Below are some records. Pull every line that contains the word "听下面一段对话".

━━━

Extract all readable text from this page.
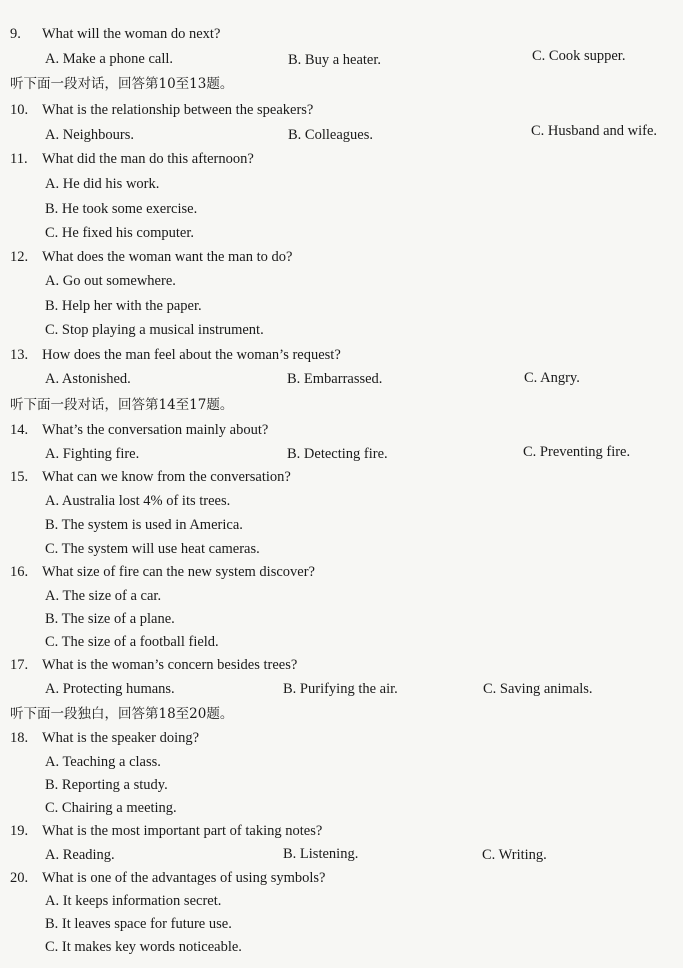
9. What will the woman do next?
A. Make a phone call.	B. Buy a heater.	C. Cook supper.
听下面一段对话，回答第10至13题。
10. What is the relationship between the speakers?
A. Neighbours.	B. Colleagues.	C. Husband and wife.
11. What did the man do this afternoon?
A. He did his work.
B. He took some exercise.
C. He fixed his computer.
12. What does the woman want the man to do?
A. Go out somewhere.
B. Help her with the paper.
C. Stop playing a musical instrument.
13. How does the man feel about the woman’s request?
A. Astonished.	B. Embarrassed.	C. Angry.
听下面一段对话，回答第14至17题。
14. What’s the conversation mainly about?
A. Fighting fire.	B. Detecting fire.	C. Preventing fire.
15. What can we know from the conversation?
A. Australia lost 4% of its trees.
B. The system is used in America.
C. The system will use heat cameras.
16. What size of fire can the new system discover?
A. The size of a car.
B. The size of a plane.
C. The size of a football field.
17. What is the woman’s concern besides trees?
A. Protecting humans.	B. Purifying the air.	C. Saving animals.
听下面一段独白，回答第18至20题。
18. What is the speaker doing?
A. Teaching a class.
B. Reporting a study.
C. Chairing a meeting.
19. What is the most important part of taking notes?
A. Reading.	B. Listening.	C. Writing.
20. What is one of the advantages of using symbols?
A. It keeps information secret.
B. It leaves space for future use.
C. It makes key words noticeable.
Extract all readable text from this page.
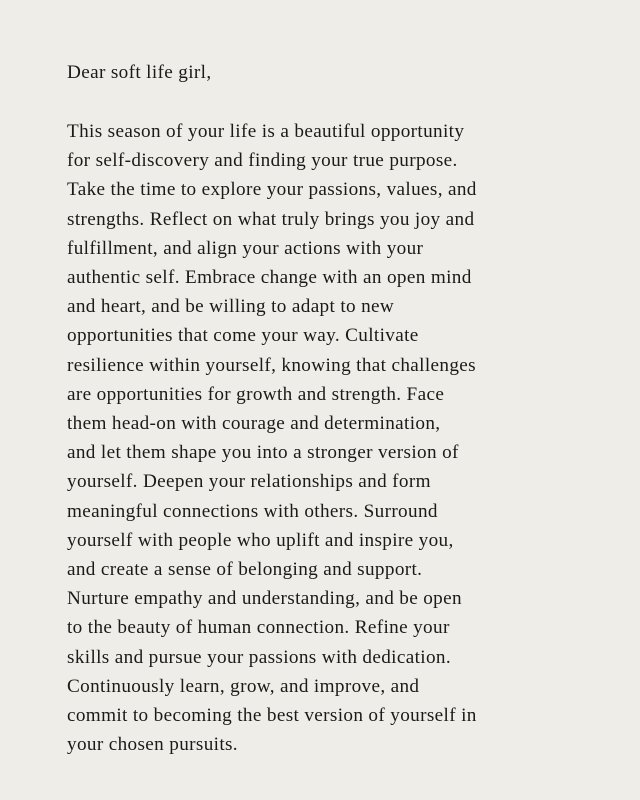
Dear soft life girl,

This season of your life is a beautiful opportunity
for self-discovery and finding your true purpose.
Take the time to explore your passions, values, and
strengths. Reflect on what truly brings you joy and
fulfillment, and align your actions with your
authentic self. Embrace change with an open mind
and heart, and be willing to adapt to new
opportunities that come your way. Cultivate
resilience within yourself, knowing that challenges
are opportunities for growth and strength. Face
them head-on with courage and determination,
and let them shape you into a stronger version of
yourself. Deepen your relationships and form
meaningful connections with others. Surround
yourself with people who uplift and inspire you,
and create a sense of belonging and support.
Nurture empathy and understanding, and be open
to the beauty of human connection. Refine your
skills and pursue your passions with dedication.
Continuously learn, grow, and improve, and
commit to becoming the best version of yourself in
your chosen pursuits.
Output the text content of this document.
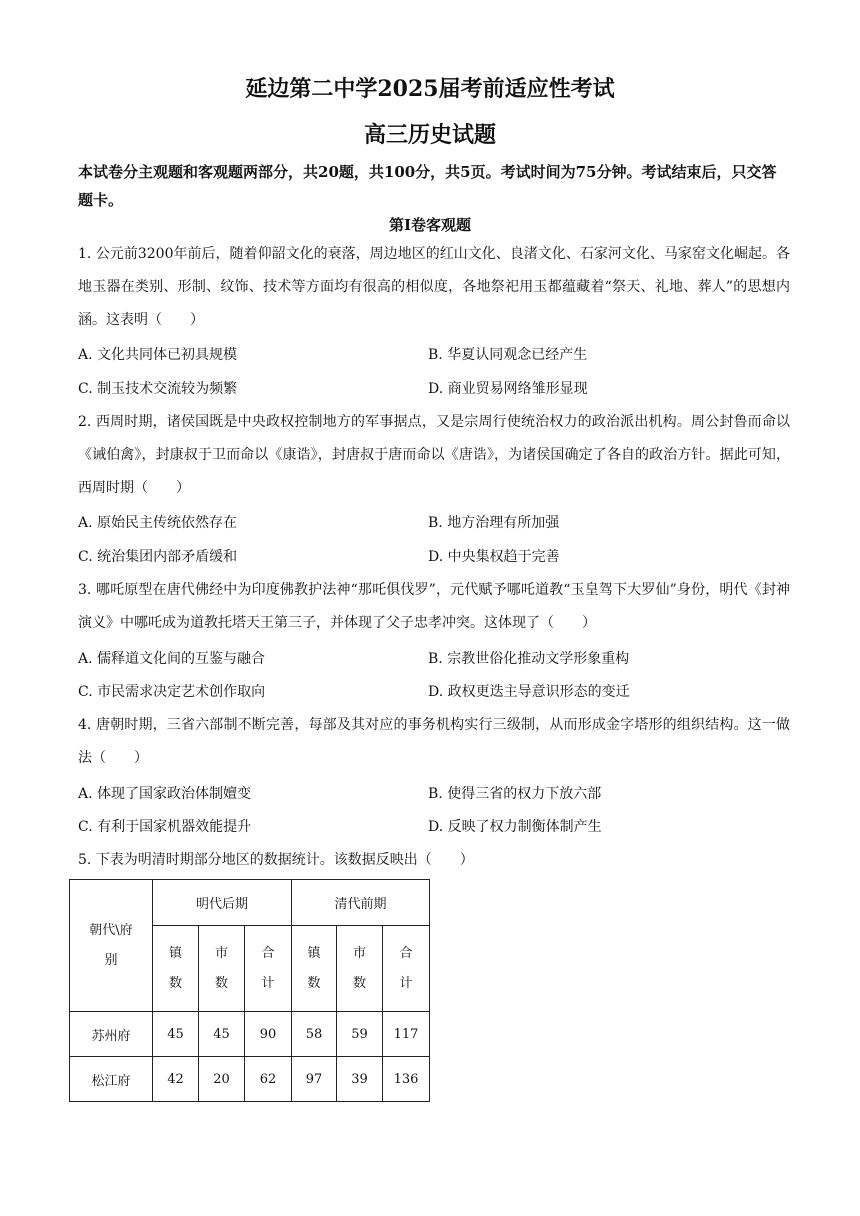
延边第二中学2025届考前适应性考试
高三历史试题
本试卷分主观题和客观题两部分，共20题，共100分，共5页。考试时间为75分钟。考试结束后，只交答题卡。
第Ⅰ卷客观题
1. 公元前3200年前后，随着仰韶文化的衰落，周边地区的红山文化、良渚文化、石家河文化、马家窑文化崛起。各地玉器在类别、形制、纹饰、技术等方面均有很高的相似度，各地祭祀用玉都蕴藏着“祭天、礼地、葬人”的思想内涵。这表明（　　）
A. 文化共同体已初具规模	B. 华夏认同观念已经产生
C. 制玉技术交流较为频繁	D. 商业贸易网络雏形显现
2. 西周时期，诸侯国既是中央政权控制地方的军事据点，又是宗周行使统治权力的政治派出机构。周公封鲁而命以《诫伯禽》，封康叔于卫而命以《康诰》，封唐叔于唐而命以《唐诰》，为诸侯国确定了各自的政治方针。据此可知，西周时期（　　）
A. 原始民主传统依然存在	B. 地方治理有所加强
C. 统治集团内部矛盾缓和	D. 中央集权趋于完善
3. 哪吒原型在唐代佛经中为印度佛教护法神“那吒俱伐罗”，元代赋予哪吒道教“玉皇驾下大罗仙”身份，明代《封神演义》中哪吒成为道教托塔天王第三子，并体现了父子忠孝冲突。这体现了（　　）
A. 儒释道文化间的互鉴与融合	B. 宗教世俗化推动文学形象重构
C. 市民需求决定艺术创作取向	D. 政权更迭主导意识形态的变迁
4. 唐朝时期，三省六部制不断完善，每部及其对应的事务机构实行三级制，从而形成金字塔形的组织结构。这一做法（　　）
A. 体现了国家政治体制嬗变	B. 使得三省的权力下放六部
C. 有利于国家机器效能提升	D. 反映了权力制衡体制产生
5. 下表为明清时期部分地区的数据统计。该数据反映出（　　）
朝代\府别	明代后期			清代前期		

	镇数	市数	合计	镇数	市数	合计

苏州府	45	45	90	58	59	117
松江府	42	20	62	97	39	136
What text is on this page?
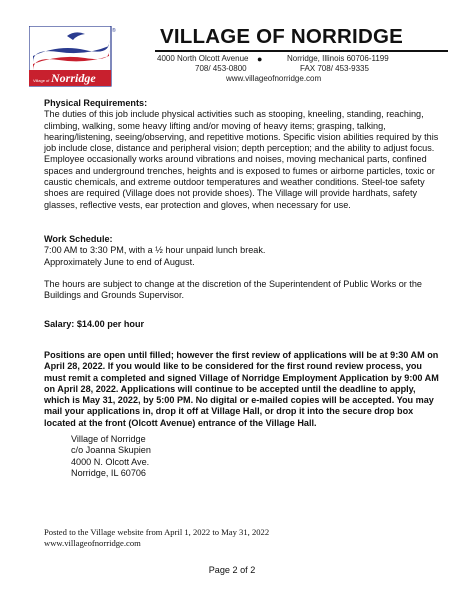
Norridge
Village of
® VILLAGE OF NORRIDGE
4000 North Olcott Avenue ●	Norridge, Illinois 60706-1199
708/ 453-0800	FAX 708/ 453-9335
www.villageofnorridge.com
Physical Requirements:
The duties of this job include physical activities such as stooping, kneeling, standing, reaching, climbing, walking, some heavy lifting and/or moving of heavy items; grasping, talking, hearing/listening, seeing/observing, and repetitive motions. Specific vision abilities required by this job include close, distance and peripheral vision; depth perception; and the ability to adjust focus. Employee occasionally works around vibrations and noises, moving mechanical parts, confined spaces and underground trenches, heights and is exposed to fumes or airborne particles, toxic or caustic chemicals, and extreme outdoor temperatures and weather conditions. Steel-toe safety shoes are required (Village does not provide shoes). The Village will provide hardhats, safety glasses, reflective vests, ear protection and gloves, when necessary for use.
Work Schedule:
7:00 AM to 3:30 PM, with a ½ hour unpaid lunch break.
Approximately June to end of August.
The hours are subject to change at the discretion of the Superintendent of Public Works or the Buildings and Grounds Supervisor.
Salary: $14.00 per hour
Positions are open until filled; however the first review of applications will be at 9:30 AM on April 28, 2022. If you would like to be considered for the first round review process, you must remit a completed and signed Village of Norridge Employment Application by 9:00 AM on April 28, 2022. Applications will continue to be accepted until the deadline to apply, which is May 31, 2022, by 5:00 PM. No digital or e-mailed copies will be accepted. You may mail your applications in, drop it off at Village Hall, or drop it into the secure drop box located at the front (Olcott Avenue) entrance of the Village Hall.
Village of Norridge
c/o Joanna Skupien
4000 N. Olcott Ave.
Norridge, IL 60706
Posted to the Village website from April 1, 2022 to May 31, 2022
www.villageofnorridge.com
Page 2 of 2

━━━

_Reply to the exercise_
听下面一段对话，回答第10至13题。
听下面一段对话，回答第14至17题。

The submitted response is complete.